STATED PROBLEM:
Omit every picture, then give all the entries again exactly.

* start DATASET ENTRIES *

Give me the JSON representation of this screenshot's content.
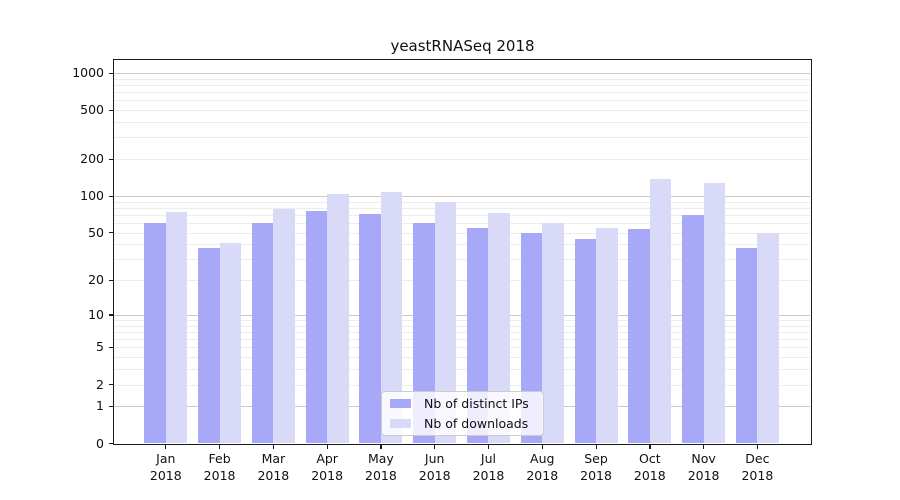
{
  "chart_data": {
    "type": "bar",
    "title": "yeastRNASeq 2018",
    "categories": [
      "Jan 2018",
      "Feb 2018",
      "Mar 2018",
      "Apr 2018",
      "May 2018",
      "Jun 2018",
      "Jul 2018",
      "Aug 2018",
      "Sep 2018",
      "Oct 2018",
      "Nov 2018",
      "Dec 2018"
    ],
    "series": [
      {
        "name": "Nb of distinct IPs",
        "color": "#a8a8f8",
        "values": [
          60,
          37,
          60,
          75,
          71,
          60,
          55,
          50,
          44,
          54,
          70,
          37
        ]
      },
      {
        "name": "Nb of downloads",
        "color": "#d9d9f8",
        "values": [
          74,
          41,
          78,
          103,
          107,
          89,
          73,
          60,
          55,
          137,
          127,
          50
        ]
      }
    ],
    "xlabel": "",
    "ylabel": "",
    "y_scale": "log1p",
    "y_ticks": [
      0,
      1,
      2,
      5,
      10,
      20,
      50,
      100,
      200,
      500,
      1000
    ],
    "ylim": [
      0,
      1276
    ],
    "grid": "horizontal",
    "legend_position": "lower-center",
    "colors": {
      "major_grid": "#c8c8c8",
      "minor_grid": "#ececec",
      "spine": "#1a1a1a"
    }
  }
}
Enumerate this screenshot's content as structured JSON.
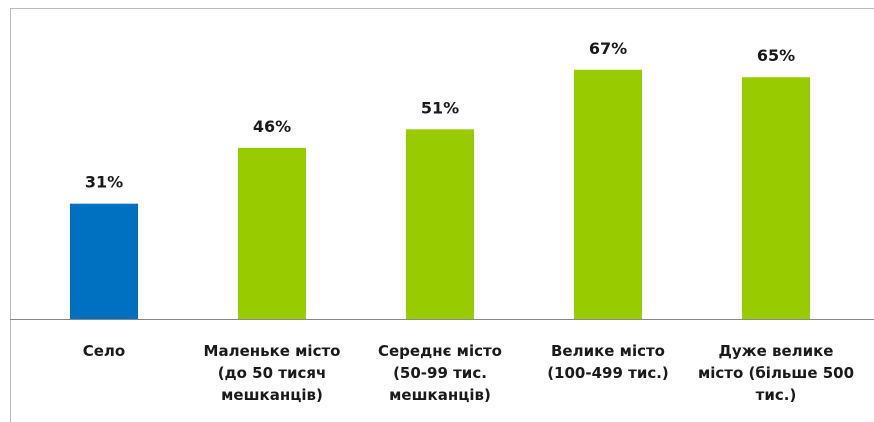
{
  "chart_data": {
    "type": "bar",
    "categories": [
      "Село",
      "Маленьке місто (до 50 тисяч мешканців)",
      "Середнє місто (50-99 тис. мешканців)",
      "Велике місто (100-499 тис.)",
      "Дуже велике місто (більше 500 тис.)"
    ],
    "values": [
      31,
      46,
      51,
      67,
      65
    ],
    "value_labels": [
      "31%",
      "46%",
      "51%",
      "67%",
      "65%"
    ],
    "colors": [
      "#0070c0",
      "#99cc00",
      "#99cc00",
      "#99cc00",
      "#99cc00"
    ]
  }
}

* end DATASET ENTRIES *

THE SOLUTION:
Give me the JSON representation of this screenshot's content.
{
  "chart_data": {
    "type": "bar",
    "title": "yeastRNASeq 2018",
    "categories": [
      "Jan 2018",
      "Feb 2018",
      "Mar 2018",
      "Apr 2018",
      "May 2018",
      "Jun 2018",
      "Jul 2018",
      "Aug 2018",
      "Sep 2018",
      "Oct 2018",
      "Nov 2018",
      "Dec 2018"
    ],
    "series": [
      {
        "name": "Nb of distinct IPs",
        "color": "#a8a8f8",
        "values": [
          60,
          37,
          60,
          75,
          71,
          60,
          55,
          50,
          44,
          54,
          70,
          37
        ]
      },
      {
        "name": "Nb of downloads",
        "color": "#d9d9f8",
        "values": [
          74,
          41,
          78,
          103,
          107,
          89,
          73,
          60,
          55,
          137,
          127,
          50
        ]
      }
    ],
    "xlabel": "",
    "ylabel": "",
    "y_scale": "log1p",
    "y_ticks": [
      0,
      1,
      2,
      5,
      10,
      20,
      50,
      100,
      200,
      500,
      1000
    ],
    "ylim": [
      0,
      1276
    ],
    "grid": "horizontal",
    "legend_position": "lower-center",
    "colors": {
      "major_grid": "#c8c8c8",
      "minor_grid": "#ececec",
      "spine": "#1a1a1a"
    }
  }
}
Enumerate this screenshot's content as structured JSON.
{
  "chart_data": {
    "type": "bar",
    "categories": [
      "Село",
      "Маленьке місто (до 50 тисяч мешканців)",
      "Середнє місто (50-99 тис. мешканців)",
      "Велике місто (100-499 тис.)",
      "Дуже велике місто (більше 500 тис.)"
    ],
    "values": [
      31,
      46,
      51,
      67,
      65
    ],
    "value_labels": [
      "31%",
      "46%",
      "51%",
      "67%",
      "65%"
    ],
    "colors": [
      "#0070c0",
      "#99cc00",
      "#99cc00",
      "#99cc00",
      "#99cc00"
    ]
  }
}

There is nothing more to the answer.